Directive:
State how many lines of the records contain the string "Republic". Give the number alone.

(Records from a collection of figures)
□ □ □

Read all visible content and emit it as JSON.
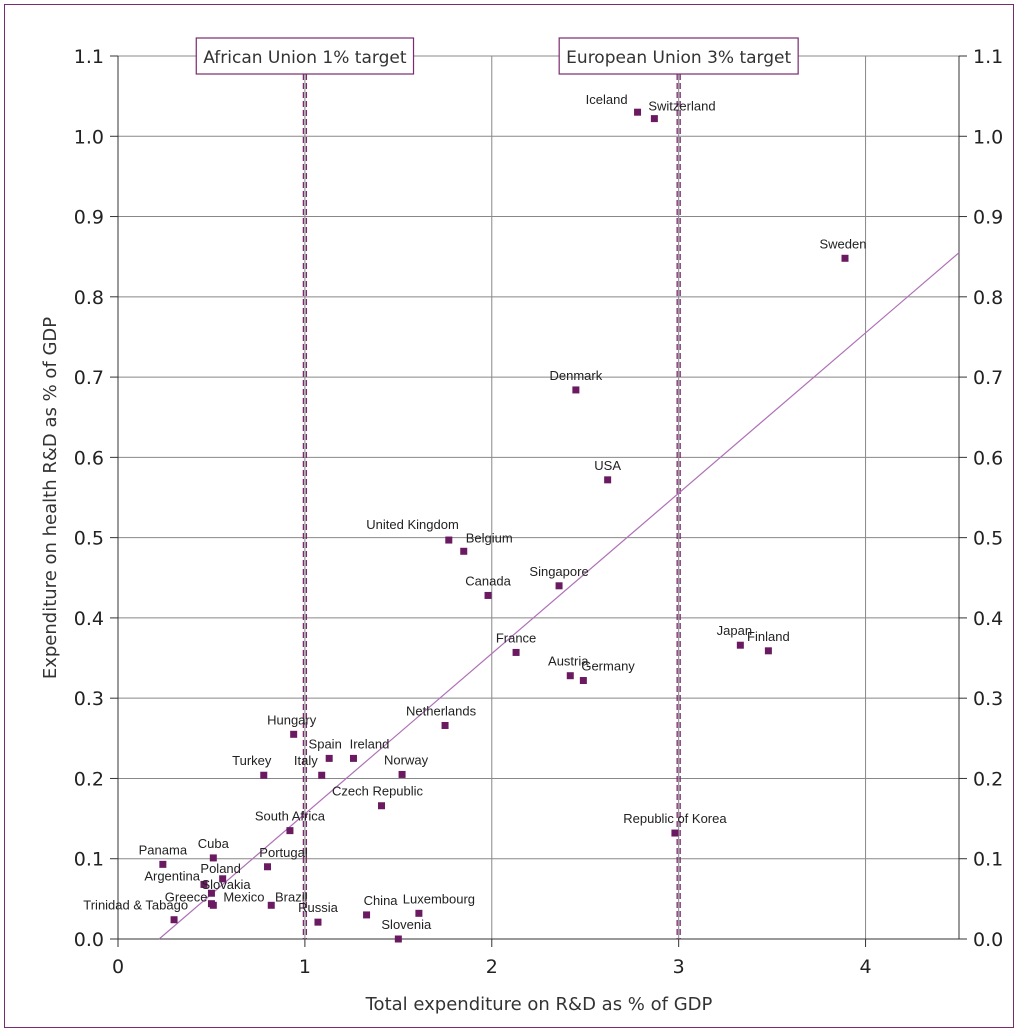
{
  "chart_data": {
    "type": "scatter",
    "xlabel": "Total expenditure on R&D as % of GDP",
    "ylabel": "Expenditure on health R&D as % of GDP",
    "xlim": [
      0,
      4.5
    ],
    "ylim": [
      0,
      1.1
    ],
    "x_ticks": [
      "0",
      "1",
      "2",
      "3",
      "4"
    ],
    "y_ticks": [
      "0.0",
      "0.1",
      "0.2",
      "0.3",
      "0.4",
      "0.5",
      "0.6",
      "0.7",
      "0.8",
      "0.9",
      "1.0",
      "1.1"
    ],
    "grid": true,
    "trendline": {
      "x": [
        0.22,
        4.5
      ],
      "y": [
        0.0,
        0.855
      ]
    },
    "reference_lines": [
      {
        "x": 1,
        "label": "African Union 1% target"
      },
      {
        "x": 3,
        "label": "European Union 3% target"
      }
    ],
    "points": [
      {
        "label": "Iceland",
        "x": 2.78,
        "y": 1.03
      },
      {
        "label": "Switzerland",
        "x": 2.87,
        "y": 1.022
      },
      {
        "label": "Sweden",
        "x": 3.89,
        "y": 0.848
      },
      {
        "label": "Denmark",
        "x": 2.45,
        "y": 0.684
      },
      {
        "label": "USA",
        "x": 2.62,
        "y": 0.572
      },
      {
        "label": "United Kingdom",
        "x": 1.77,
        "y": 0.497
      },
      {
        "label": "Belgium",
        "x": 1.85,
        "y": 0.483
      },
      {
        "label": "Canada",
        "x": 1.98,
        "y": 0.428
      },
      {
        "label": "Singapore",
        "x": 2.36,
        "y": 0.44
      },
      {
        "label": "Japan",
        "x": 3.33,
        "y": 0.366
      },
      {
        "label": "Finland",
        "x": 3.48,
        "y": 0.359
      },
      {
        "label": "France",
        "x": 2.13,
        "y": 0.357
      },
      {
        "label": "Austria",
        "x": 2.42,
        "y": 0.328
      },
      {
        "label": "Germany",
        "x": 2.49,
        "y": 0.322
      },
      {
        "label": "Netherlands",
        "x": 1.75,
        "y": 0.266
      },
      {
        "label": "Hungary",
        "x": 0.94,
        "y": 0.255
      },
      {
        "label": "Spain",
        "x": 1.13,
        "y": 0.225
      },
      {
        "label": "Ireland",
        "x": 1.26,
        "y": 0.225
      },
      {
        "label": "Turkey",
        "x": 0.78,
        "y": 0.204
      },
      {
        "label": "Italy",
        "x": 1.09,
        "y": 0.204
      },
      {
        "label": "Norway",
        "x": 1.52,
        "y": 0.205
      },
      {
        "label": "Czech Republic",
        "x": 1.41,
        "y": 0.166
      },
      {
        "label": "South Africa",
        "x": 0.92,
        "y": 0.135
      },
      {
        "label": "Republic of Korea",
        "x": 2.98,
        "y": 0.132
      },
      {
        "label": "Panama",
        "x": 0.24,
        "y": 0.093
      },
      {
        "label": "Cuba",
        "x": 0.51,
        "y": 0.101
      },
      {
        "label": "Portugal",
        "x": 0.8,
        "y": 0.09
      },
      {
        "label": "Argentina",
        "x": 0.46,
        "y": 0.068
      },
      {
        "label": "Poland",
        "x": 0.56,
        "y": 0.075
      },
      {
        "label": "Slovakia",
        "x": 0.5,
        "y": 0.057
      },
      {
        "label": "Greece",
        "x": 0.5,
        "y": 0.044
      },
      {
        "label": "Mexico",
        "x": 0.51,
        "y": 0.042
      },
      {
        "label": "Brazil",
        "x": 0.82,
        "y": 0.042
      },
      {
        "label": "Trinidad & Tabago",
        "x": 0.3,
        "y": 0.024
      },
      {
        "label": "Russia",
        "x": 1.07,
        "y": 0.021
      },
      {
        "label": "China",
        "x": 1.33,
        "y": 0.03
      },
      {
        "label": "Luxembourg",
        "x": 1.61,
        "y": 0.032
      },
      {
        "label": "Slovenia",
        "x": 1.5,
        "y": 0.0
      }
    ]
  },
  "colors": {
    "marker": "#6a1a60",
    "trendline": "#b070b8",
    "reference_line": "#7a2a6e",
    "frame": "#7a2a6e",
    "grid": "#888888"
  }
}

□ □ □

Exercise output:
2